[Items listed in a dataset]

============

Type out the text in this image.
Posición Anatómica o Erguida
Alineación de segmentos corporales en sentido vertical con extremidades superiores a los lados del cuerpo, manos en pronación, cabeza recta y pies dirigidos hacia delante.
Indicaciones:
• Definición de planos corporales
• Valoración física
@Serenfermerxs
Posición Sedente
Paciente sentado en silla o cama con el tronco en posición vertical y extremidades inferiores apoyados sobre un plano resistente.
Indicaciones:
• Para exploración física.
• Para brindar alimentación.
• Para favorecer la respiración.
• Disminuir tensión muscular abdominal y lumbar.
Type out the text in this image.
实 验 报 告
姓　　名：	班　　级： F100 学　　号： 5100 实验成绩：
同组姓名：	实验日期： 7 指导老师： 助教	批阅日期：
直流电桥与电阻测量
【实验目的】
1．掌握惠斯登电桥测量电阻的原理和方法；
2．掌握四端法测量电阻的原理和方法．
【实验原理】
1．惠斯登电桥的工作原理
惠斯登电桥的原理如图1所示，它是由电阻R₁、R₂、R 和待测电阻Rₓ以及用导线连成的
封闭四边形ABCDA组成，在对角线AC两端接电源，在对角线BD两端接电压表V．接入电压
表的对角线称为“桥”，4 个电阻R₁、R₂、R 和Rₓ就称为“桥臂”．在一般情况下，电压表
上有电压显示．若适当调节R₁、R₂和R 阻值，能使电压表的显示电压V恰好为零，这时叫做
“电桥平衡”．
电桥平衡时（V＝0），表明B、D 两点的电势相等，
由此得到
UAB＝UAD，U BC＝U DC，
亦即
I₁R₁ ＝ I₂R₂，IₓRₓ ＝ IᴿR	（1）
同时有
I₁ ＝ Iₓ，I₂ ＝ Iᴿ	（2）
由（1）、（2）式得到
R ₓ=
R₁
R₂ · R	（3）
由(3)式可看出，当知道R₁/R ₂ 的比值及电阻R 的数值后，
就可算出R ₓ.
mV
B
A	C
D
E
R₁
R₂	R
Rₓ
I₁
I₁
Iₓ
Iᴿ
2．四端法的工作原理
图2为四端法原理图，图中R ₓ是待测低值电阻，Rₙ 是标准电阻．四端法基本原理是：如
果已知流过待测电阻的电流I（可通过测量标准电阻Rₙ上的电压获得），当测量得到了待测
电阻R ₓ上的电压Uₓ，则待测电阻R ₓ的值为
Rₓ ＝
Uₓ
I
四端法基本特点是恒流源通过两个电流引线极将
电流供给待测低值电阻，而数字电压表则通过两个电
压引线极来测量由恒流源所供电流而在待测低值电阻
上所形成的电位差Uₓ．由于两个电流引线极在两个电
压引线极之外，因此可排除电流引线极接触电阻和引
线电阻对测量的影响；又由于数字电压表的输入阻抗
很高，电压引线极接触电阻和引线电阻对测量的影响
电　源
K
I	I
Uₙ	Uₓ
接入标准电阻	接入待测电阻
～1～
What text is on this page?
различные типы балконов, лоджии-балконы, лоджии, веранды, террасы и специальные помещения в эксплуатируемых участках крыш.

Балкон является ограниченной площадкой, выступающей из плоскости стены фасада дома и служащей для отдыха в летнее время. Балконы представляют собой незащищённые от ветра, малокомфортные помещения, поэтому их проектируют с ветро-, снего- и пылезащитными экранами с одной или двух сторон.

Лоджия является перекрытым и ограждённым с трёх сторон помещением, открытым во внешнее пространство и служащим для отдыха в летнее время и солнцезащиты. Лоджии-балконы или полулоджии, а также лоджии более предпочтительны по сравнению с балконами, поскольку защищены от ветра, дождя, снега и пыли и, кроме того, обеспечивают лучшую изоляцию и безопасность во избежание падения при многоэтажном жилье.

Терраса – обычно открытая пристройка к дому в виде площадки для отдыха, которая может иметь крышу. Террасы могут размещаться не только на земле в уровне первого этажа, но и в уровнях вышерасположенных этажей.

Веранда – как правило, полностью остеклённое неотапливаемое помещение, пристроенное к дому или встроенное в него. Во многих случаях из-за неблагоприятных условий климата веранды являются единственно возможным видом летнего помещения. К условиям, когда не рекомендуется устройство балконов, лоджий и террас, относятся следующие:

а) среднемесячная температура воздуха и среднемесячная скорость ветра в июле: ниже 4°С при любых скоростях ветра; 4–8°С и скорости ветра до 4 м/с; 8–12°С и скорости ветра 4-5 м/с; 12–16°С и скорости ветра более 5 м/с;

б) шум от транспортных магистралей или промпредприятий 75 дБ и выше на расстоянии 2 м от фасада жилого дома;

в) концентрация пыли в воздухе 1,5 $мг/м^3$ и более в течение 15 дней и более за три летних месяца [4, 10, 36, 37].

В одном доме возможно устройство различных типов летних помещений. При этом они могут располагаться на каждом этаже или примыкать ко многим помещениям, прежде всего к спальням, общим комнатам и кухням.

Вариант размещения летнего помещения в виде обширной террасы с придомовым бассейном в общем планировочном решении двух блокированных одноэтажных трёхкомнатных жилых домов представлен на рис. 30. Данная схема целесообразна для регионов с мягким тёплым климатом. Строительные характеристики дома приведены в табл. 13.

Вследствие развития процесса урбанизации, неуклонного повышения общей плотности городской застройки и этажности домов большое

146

============

### Exercise aim
From the records above, extract every entry verbatim.

### Result
Type out the text in this image.
Posición Anatómica o Erguida
Alineación de segmentos corporales en sentido vertical con extremidades superiores a los lados del cuerpo, manos en pronación, cabeza recta y pies dirigidos hacia delante.
Indicaciones:
• Definición de planos corporales
• Valoración física
@Serenfermerxs
Posición Sedente
Paciente sentado en silla o cama con el tronco en posición vertical y extremidades inferiores apoyados sobre un plano resistente.
Indicaciones:
• Para exploración física.
• Para brindar alimentación.
• Para favorecer la respiración.
• Disminuir tensión muscular abdominal y lumbar.
Type out the text in this image.
实 验 报 告
姓　　名：	班　　级： F100 学　　号： 5100 实验成绩：
同组姓名：	实验日期： 7 指导老师： 助教	批阅日期：
直流电桥与电阻测量
【实验目的】
1．掌握惠斯登电桥测量电阻的原理和方法；
2．掌握四端法测量电阻的原理和方法．
【实验原理】
1．惠斯登电桥的工作原理
惠斯登电桥的原理如图1所示，它是由电阻R₁、R₂、R 和待测电阻Rₓ以及用导线连成的
封闭四边形ABCDA组成，在对角线AC两端接电源，在对角线BD两端接电压表V．接入电压
表的对角线称为“桥”，4 个电阻R₁、R₂、R 和Rₓ就称为“桥臂”．在一般情况下，电压表
上有电压显示．若适当调节R₁、R₂和R 阻值，能使电压表的显示电压V恰好为零，这时叫做
“电桥平衡”．
电桥平衡时（V＝0），表明B、D 两点的电势相等，
由此得到
UAB＝UAD，U BC＝U DC，
亦即
I₁R₁ ＝ I₂R₂，IₓRₓ ＝ IᴿR	（1）
同时有
I₁ ＝ Iₓ，I₂ ＝ Iᴿ	（2）
由（1）、（2）式得到
R ₓ=
R₁
R₂ · R	（3）
由(3)式可看出，当知道R₁/R ₂ 的比值及电阻R 的数值后，
就可算出R ₓ.
mV
B
A	C
D
E
R₁
R₂	R
Rₓ
I₁
I₁
Iₓ
Iᴿ
2．四端法的工作原理
图2为四端法原理图，图中R ₓ是待测低值电阻，Rₙ 是标准电阻．四端法基本原理是：如
果已知流过待测电阻的电流I（可通过测量标准电阻Rₙ上的电压获得），当测量得到了待测
电阻R ₓ上的电压Uₓ，则待测电阻R ₓ的值为
Rₓ ＝
Uₓ
I
四端法基本特点是恒流源通过两个电流引线极将
电流供给待测低值电阻，而数字电压表则通过两个电
压引线极来测量由恒流源所供电流而在待测低值电阻
上所形成的电位差Uₓ．由于两个电流引线极在两个电
压引线极之外，因此可排除电流引线极接触电阻和引
线电阻对测量的影响；又由于数字电压表的输入阻抗
很高，电压引线极接触电阻和引线电阻对测量的影响
电　源
K
I	I
Uₙ	Uₓ
接入标准电阻	接入待测电阻
～1～
What text is on this page?
различные типы балконов, лоджии-балконы, лоджии, веранды, террасы и специальные помещения в эксплуатируемых участках крыш.

Балкон является ограниченной площадкой, выступающей из плоскости стены фасада дома и служащей для отдыха в летнее время. Балконы представляют собой незащищённые от ветра, малокомфортные помещения, поэтому их проектируют с ветро-, снего- и пылезащитными экранами с одной или двух сторон.

Лоджия является перекрытым и ограждённым с трёх сторон помещением, открытым во внешнее пространство и служащим для отдыха в летнее время и солнцезащиты. Лоджии-балконы или полулоджии, а также лоджии более предпочтительны по сравнению с балконами, поскольку защищены от ветра, дождя, снега и пыли и, кроме того, обеспечивают лучшую изоляцию и безопасность во избежание падения при многоэтажном жилье.

Терраса – обычно открытая пристройка к дому в виде площадки для отдыха, которая может иметь крышу. Террасы могут размещаться не только на земле в уровне первого этажа, но и в уровнях вышерасположенных этажей.

Веранда – как правило, полностью остеклённое неотапливаемое помещение, пристроенное к дому или встроенное в него. Во многих случаях из-за неблагоприятных условий климата веранды являются единственно возможным видом летнего помещения. К условиям, когда не рекомендуется устройство балконов, лоджий и террас, относятся следующие:

а) среднемесячная температура воздуха и среднемесячная скорость ветра в июле: ниже 4°С при любых скоростях ветра; 4–8°С и скорости ветра до 4 м/с; 8–12°С и скорости ветра 4-5 м/с; 12–16°С и скорости ветра более 5 м/с;

б) шум от транспортных магистралей или промпредприятий 75 дБ и выше на расстоянии 2 м от фасада жилого дома;

в) концентрация пыли в воздухе 1,5 $мг/м^3$ и более в течение 15 дней и более за три летних месяца [4, 10, 36, 37].

В одном доме возможно устройство различных типов летних помещений. При этом они могут располагаться на каждом этаже или примыкать ко многим помещениям, прежде всего к спальням, общим комнатам и кухням.

Вариант размещения летнего помещения в виде обширной террасы с придомовым бассейном в общем планировочном решении двух блокированных одноэтажных трёхкомнатных жилых домов представлен на рис. 30. Данная схема целесообразна для регионов с мягким тёплым климатом. Строительные характеристики дома приведены в табл. 13.

Вследствие развития процесса урбанизации, неуклонного повышения общей плотности городской застройки и этажности домов большое

146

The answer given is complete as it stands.